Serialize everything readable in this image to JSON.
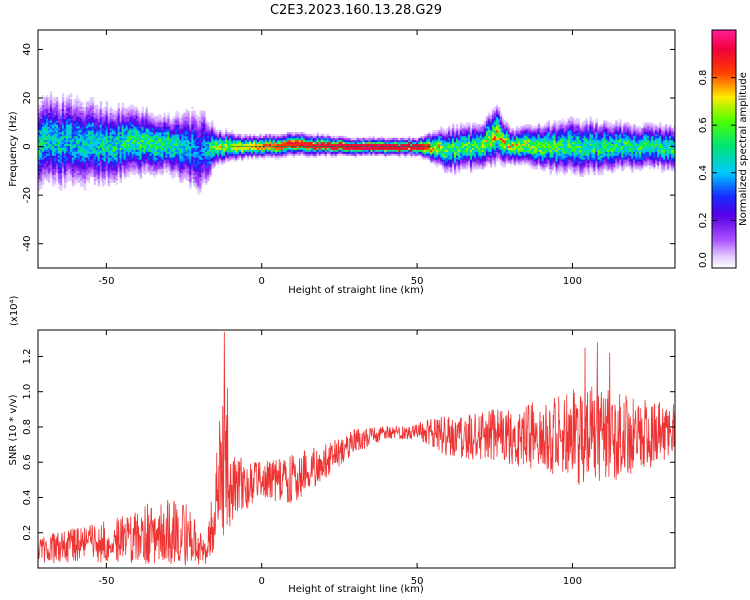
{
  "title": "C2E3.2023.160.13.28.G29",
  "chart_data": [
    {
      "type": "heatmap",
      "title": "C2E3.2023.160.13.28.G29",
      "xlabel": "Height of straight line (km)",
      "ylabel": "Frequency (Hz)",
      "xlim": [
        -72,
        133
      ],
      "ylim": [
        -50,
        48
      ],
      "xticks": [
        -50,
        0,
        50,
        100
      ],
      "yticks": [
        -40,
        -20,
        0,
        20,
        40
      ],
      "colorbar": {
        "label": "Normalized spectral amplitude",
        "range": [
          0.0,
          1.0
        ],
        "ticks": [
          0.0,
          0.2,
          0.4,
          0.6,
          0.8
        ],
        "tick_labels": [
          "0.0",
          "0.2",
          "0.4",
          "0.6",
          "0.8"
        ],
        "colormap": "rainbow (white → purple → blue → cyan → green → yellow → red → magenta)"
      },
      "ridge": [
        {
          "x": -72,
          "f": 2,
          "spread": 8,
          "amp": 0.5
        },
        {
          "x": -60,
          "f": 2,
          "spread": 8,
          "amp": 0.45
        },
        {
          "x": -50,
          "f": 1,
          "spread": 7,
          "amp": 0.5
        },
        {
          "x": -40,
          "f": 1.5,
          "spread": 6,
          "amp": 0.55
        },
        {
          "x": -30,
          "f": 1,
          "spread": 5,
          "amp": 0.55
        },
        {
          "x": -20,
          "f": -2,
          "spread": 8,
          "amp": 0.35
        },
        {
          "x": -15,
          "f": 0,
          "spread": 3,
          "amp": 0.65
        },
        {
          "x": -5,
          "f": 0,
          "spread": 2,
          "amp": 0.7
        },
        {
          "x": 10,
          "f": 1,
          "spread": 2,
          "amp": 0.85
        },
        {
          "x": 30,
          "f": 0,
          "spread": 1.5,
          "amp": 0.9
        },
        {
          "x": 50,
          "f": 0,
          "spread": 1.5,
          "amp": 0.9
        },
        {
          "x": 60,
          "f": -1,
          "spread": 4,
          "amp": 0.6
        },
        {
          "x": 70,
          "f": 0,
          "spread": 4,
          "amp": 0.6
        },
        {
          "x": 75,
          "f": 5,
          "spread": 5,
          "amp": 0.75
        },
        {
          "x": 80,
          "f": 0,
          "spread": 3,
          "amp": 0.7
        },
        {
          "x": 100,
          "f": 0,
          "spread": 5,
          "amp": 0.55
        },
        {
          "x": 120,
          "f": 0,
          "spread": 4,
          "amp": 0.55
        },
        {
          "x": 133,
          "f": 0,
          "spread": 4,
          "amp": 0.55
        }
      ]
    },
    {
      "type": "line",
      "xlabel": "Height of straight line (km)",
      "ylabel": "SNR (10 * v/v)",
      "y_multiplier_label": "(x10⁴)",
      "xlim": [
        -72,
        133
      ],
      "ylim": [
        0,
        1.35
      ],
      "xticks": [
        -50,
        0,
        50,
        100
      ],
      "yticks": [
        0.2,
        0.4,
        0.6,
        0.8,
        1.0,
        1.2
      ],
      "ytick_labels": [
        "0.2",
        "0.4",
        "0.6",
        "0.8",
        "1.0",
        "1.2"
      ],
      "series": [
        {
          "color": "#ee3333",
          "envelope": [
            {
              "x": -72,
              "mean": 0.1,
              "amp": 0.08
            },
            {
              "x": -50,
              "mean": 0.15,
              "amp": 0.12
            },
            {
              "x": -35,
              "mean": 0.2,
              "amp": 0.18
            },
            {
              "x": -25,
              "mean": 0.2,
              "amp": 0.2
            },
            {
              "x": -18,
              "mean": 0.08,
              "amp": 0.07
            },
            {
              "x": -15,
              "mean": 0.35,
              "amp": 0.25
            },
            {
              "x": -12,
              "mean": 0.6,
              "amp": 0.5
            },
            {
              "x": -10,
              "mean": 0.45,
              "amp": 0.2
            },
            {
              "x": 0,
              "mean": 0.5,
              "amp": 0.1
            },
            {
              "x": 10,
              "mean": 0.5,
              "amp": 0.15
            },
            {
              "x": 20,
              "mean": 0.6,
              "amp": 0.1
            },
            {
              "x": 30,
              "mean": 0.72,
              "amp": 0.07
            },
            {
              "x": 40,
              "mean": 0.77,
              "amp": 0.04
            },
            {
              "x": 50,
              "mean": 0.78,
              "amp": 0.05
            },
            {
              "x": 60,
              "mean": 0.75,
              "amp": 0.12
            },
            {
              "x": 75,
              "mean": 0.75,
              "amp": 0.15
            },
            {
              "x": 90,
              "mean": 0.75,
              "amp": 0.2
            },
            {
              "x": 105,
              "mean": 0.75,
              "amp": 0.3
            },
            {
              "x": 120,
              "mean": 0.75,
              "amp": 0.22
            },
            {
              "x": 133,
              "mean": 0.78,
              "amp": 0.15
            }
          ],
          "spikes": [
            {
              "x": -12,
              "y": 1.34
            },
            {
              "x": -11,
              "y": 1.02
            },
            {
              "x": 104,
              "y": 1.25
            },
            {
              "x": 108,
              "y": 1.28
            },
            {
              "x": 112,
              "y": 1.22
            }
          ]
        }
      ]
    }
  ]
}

◆ What to work on
Return all the entries word for word, but omit any pictures they contain.

◆ Exercise solution
Serialize everything readable in this image to JSON.
{
  "title": "C2E3.2023.160.13.28.G29",
  "chart_data": [
    {
      "type": "heatmap",
      "title": "C2E3.2023.160.13.28.G29",
      "xlabel": "Height of straight line (km)",
      "ylabel": "Frequency (Hz)",
      "xlim": [
        -72,
        133
      ],
      "ylim": [
        -50,
        48
      ],
      "xticks": [
        -50,
        0,
        50,
        100
      ],
      "yticks": [
        -40,
        -20,
        0,
        20,
        40
      ],
      "colorbar": {
        "label": "Normalized spectral amplitude",
        "range": [
          0.0,
          1.0
        ],
        "ticks": [
          0.0,
          0.2,
          0.4,
          0.6,
          0.8
        ],
        "tick_labels": [
          "0.0",
          "0.2",
          "0.4",
          "0.6",
          "0.8"
        ],
        "colormap": "rainbow (white → purple → blue → cyan → green → yellow → red → magenta)"
      },
      "ridge": [
        {
          "x": -72,
          "f": 2,
          "spread": 8,
          "amp": 0.5
        },
        {
          "x": -60,
          "f": 2,
          "spread": 8,
          "amp": 0.45
        },
        {
          "x": -50,
          "f": 1,
          "spread": 7,
          "amp": 0.5
        },
        {
          "x": -40,
          "f": 1.5,
          "spread": 6,
          "amp": 0.55
        },
        {
          "x": -30,
          "f": 1,
          "spread": 5,
          "amp": 0.55
        },
        {
          "x": -20,
          "f": -2,
          "spread": 8,
          "amp": 0.35
        },
        {
          "x": -15,
          "f": 0,
          "spread": 3,
          "amp": 0.65
        },
        {
          "x": -5,
          "f": 0,
          "spread": 2,
          "amp": 0.7
        },
        {
          "x": 10,
          "f": 1,
          "spread": 2,
          "amp": 0.85
        },
        {
          "x": 30,
          "f": 0,
          "spread": 1.5,
          "amp": 0.9
        },
        {
          "x": 50,
          "f": 0,
          "spread": 1.5,
          "amp": 0.9
        },
        {
          "x": 60,
          "f": -1,
          "spread": 4,
          "amp": 0.6
        },
        {
          "x": 70,
          "f": 0,
          "spread": 4,
          "amp": 0.6
        },
        {
          "x": 75,
          "f": 5,
          "spread": 5,
          "amp": 0.75
        },
        {
          "x": 80,
          "f": 0,
          "spread": 3,
          "amp": 0.7
        },
        {
          "x": 100,
          "f": 0,
          "spread": 5,
          "amp": 0.55
        },
        {
          "x": 120,
          "f": 0,
          "spread": 4,
          "amp": 0.55
        },
        {
          "x": 133,
          "f": 0,
          "spread": 4,
          "amp": 0.55
        }
      ]
    },
    {
      "type": "line",
      "xlabel": "Height of straight line (km)",
      "ylabel": "SNR (10 * v/v)",
      "y_multiplier_label": "(x10⁴)",
      "xlim": [
        -72,
        133
      ],
      "ylim": [
        0,
        1.35
      ],
      "xticks": [
        -50,
        0,
        50,
        100
      ],
      "yticks": [
        0.2,
        0.4,
        0.6,
        0.8,
        1.0,
        1.2
      ],
      "ytick_labels": [
        "0.2",
        "0.4",
        "0.6",
        "0.8",
        "1.0",
        "1.2"
      ],
      "series": [
        {
          "color": "#ee3333",
          "envelope": [
            {
              "x": -72,
              "mean": 0.1,
              "amp": 0.08
            },
            {
              "x": -50,
              "mean": 0.15,
              "amp": 0.12
            },
            {
              "x": -35,
              "mean": 0.2,
              "amp": 0.18
            },
            {
              "x": -25,
              "mean": 0.2,
              "amp": 0.2
            },
            {
              "x": -18,
              "mean": 0.08,
              "amp": 0.07
            },
            {
              "x": -15,
              "mean": 0.35,
              "amp": 0.25
            },
            {
              "x": -12,
              "mean": 0.6,
              "amp": 0.5
            },
            {
              "x": -10,
              "mean": 0.45,
              "amp": 0.2
            },
            {
              "x": 0,
              "mean": 0.5,
              "amp": 0.1
            },
            {
              "x": 10,
              "mean": 0.5,
              "amp": 0.15
            },
            {
              "x": 20,
              "mean": 0.6,
              "amp": 0.1
            },
            {
              "x": 30,
              "mean": 0.72,
              "amp": 0.07
            },
            {
              "x": 40,
              "mean": 0.77,
              "amp": 0.04
            },
            {
              "x": 50,
              "mean": 0.78,
              "amp": 0.05
            },
            {
              "x": 60,
              "mean": 0.75,
              "amp": 0.12
            },
            {
              "x": 75,
              "mean": 0.75,
              "amp": 0.15
            },
            {
              "x": 90,
              "mean": 0.75,
              "amp": 0.2
            },
            {
              "x": 105,
              "mean": 0.75,
              "amp": 0.3
            },
            {
              "x": 120,
              "mean": 0.75,
              "amp": 0.22
            },
            {
              "x": 133,
              "mean": 0.78,
              "amp": 0.15
            }
          ],
          "spikes": [
            {
              "x": -12,
              "y": 1.34
            },
            {
              "x": -11,
              "y": 1.02
            },
            {
              "x": 104,
              "y": 1.25
            },
            {
              "x": 108,
              "y": 1.28
            },
            {
              "x": 112,
              "y": 1.22
            }
          ]
        }
      ]
    }
  ]
}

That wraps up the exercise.